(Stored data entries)
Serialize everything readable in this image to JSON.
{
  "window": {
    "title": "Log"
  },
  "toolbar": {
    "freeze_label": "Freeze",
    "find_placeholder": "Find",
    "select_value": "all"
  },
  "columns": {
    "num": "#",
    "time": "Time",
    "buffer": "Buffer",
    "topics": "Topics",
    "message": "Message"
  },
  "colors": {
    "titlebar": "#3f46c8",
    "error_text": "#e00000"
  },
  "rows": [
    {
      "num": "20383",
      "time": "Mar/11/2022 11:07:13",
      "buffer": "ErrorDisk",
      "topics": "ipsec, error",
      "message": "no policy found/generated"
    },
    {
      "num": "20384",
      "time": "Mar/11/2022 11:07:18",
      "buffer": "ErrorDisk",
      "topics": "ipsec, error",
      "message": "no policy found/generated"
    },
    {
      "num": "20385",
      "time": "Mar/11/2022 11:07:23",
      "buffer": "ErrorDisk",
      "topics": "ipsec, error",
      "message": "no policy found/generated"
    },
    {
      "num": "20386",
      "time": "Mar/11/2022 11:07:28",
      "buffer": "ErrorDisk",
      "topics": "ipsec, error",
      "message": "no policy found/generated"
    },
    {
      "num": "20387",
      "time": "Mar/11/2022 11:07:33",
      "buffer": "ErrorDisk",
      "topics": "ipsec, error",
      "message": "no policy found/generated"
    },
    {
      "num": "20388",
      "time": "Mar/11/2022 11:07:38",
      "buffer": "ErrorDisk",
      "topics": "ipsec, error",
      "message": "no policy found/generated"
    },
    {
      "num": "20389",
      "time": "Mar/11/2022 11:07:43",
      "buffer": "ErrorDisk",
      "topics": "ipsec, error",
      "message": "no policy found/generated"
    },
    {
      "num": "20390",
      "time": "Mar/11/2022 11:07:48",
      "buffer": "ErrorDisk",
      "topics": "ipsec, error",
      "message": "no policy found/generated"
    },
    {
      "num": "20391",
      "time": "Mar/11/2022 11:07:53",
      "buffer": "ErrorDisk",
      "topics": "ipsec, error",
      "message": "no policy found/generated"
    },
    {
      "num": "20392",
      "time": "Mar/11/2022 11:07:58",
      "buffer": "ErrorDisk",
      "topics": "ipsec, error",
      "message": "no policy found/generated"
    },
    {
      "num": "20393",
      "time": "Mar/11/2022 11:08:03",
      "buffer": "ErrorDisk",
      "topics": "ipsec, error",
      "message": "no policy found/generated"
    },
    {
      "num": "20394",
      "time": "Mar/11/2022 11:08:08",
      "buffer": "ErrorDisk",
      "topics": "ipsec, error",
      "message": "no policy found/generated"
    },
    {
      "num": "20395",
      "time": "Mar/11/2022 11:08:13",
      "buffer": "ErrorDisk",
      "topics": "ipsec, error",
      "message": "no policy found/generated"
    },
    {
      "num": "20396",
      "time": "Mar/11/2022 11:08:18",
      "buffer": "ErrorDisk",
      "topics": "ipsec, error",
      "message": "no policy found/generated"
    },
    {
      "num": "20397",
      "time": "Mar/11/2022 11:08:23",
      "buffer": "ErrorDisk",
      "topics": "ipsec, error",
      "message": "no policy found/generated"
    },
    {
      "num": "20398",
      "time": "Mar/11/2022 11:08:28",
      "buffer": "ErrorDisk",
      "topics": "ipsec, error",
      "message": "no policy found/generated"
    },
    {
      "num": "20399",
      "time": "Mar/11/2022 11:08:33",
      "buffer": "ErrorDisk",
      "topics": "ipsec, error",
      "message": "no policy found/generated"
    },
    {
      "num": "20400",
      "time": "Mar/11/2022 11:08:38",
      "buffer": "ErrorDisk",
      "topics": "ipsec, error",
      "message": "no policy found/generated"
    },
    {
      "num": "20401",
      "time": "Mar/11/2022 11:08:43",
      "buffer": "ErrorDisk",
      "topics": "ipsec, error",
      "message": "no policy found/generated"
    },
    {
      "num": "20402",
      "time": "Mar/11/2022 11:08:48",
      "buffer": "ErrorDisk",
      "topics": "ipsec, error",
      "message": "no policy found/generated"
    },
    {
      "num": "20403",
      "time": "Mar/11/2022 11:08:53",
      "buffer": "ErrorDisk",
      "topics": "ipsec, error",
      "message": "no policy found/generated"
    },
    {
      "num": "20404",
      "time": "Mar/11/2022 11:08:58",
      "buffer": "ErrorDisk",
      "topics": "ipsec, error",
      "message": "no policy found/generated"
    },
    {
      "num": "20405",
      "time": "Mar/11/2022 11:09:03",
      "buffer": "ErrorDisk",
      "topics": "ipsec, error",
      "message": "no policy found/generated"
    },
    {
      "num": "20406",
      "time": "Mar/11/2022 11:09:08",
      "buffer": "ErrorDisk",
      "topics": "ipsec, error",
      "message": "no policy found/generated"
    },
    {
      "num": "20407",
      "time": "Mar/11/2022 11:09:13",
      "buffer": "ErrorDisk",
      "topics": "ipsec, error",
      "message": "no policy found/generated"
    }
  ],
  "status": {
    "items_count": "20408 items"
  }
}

==

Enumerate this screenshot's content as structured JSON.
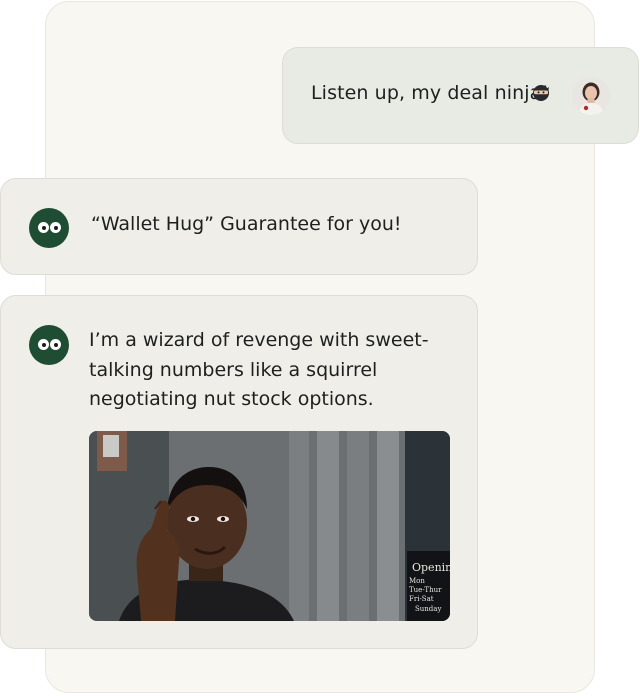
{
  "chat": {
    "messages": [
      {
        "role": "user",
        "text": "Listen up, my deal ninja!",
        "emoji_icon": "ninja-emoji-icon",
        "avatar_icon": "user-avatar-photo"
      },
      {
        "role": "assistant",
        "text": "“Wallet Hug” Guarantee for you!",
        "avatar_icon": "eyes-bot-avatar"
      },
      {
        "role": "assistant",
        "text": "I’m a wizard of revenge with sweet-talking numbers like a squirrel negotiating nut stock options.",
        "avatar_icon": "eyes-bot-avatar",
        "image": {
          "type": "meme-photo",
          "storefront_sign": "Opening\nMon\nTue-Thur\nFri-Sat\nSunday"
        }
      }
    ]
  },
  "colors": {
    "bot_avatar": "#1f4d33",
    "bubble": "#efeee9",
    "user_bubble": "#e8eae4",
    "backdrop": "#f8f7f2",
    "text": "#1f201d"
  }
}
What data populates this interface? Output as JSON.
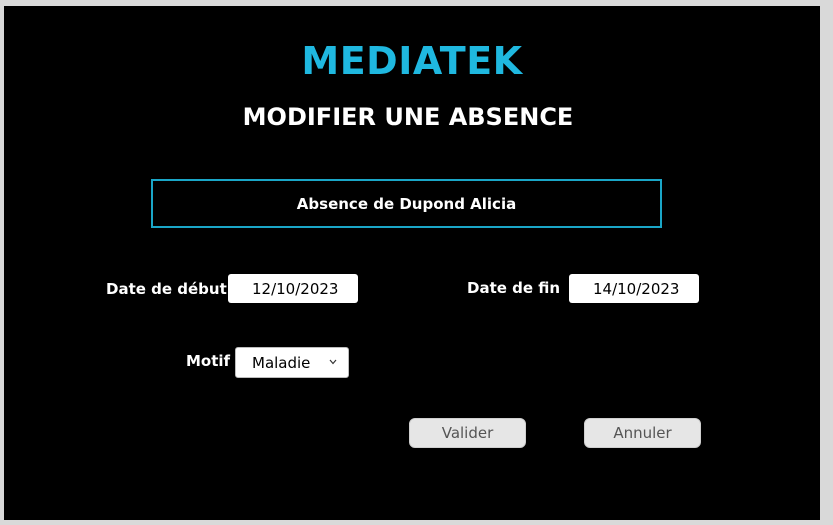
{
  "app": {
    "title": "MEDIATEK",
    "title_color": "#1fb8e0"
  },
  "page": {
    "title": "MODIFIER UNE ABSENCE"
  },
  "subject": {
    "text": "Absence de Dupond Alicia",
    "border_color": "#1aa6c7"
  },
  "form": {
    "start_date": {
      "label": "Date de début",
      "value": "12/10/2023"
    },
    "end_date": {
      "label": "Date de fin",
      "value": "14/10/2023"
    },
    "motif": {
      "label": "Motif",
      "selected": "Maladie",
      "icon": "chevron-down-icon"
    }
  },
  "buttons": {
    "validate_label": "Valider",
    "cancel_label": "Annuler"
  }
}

◆ OBJECTIVE ◆
State how many lines of the listing above hold the word "image", with nothing but the number.

◆ WRITTEN ANSWER ◆
2